— START EXTRACTED RECORDS —
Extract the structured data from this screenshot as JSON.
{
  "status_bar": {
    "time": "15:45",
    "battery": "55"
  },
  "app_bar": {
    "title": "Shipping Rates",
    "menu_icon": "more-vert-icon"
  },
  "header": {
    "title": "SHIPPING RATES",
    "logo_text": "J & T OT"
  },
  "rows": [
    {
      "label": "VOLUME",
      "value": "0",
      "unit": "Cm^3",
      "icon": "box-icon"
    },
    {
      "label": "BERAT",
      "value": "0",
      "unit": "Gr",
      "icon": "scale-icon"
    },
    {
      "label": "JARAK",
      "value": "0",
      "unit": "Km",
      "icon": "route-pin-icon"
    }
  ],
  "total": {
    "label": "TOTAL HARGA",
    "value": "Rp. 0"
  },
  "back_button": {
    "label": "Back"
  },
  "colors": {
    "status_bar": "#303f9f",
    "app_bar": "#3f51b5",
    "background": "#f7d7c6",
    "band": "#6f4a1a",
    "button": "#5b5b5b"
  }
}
— END EXTRACTED RECORDS —
GIVEN TASK: Repeat the data precisely, line by line.

CORRECT OUTPUT:
Extract the structured data from this screenshot as JSON.
{
  "status_bar": {
    "time": "15:45",
    "battery": "55"
  },
  "app_bar": {
    "title": "Shipping Rates",
    "menu_icon": "more-vert-icon"
  },
  "header": {
    "title": "SHIPPING RATES",
    "logo_text": "J & T OT"
  },
  "rows": [
    {
      "label": "VOLUME",
      "value": "0",
      "unit": "Cm^3",
      "icon": "box-icon"
    },
    {
      "label": "BERAT",
      "value": "0",
      "unit": "Gr",
      "icon": "scale-icon"
    },
    {
      "label": "JARAK",
      "value": "0",
      "unit": "Km",
      "icon": "route-pin-icon"
    }
  ],
  "total": {
    "label": "TOTAL HARGA",
    "value": "Rp. 0"
  },
  "back_button": {
    "label": "Back"
  },
  "colors": {
    "status_bar": "#303f9f",
    "app_bar": "#3f51b5",
    "background": "#f7d7c6",
    "band": "#6f4a1a",
    "button": "#5b5b5b"
  }
}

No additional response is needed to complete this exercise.